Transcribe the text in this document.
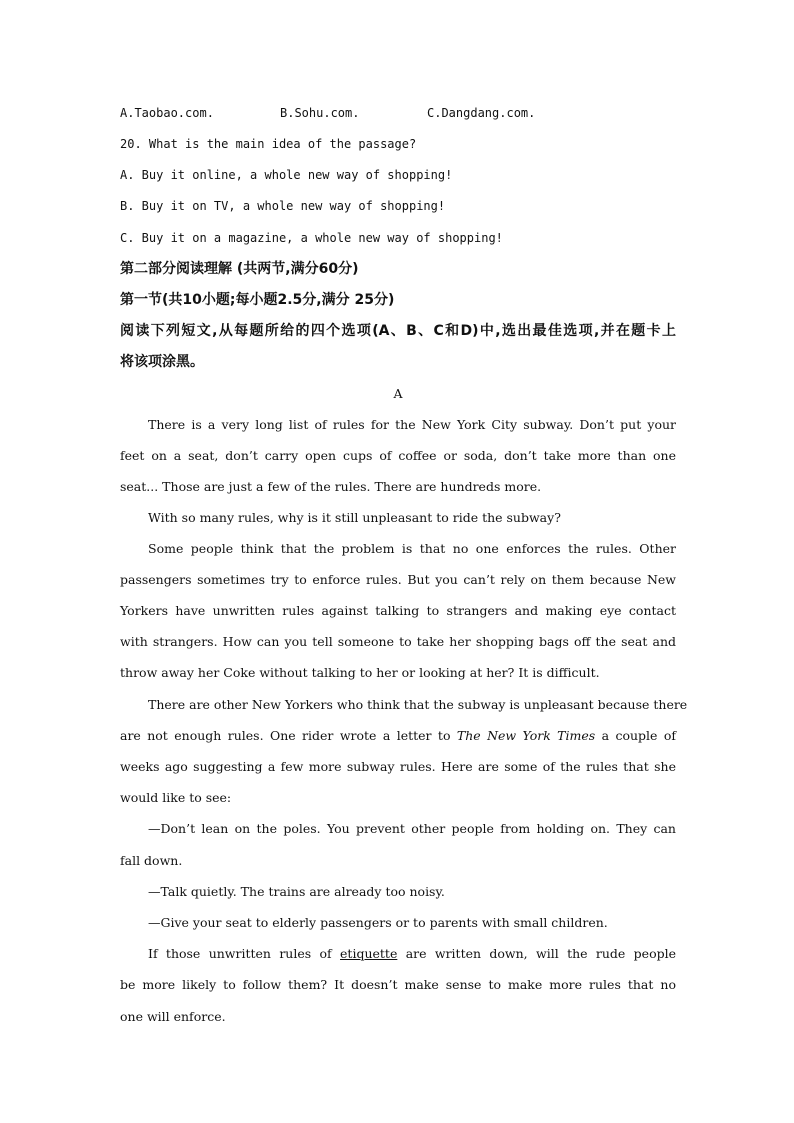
A.Taobao.com.	B.Sohu.com.	C.Dangdang.com.
20. What is the main idea of the passage?
A. Buy it online, a whole new way of shopping!
B. Buy it on TV, a whole new way of shopping!
C. Buy it on a magazine, a whole new way of shopping!
第二部分阅读理解 (共两节,满分60分)
第一节(共10小题;每小题2.5分,满分 25分)
阅读下列短文,从每题所给的四个选项(A、B、C和D)中,选出最佳选项,并在题卡上
将该项涂黑。
A
There is a very long list of rules for the New York City subway. Don’t put your
feet on a seat, don’t carry open cups of coffee or soda, don’t take more than one
seat... Those are just a few of the rules. There are hundreds more.
With so many rules, why is it still unpleasant to ride the subway?
Some people think that the problem is that no one enforces the rules. Other
passengers sometimes try to enforce rules. But you can’t rely on them because New
Yorkers have unwritten rules against talking to strangers and making eye contact
with strangers. How can you tell someone to take her shopping bags off the seat and
throw away her Coke without talking to her or looking at her? It is difficult.
There are other New Yorkers who think that the subway is unpleasant because there
are not enough rules. One rider wrote a letter to The New York Times a couple of
weeks ago suggesting a few more subway rules. Here are some of the rules that she
would like to see:
—Don’t lean on the poles. You prevent other people from holding on. They can
fall down.
—Talk quietly. The trains are already too noisy.
—Give your seat to elderly passengers or to parents with small children.
If those unwritten rules of etiquette are written down, will the rude people
be more likely to follow them? It doesn’t make sense to make more rules that no
one will enforce.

■ TASK STATEMENT ■
Tell how many lines in the material contain the word "take". Only the number is wanted.

■ OUTPUT FOR THIS TASK ■
2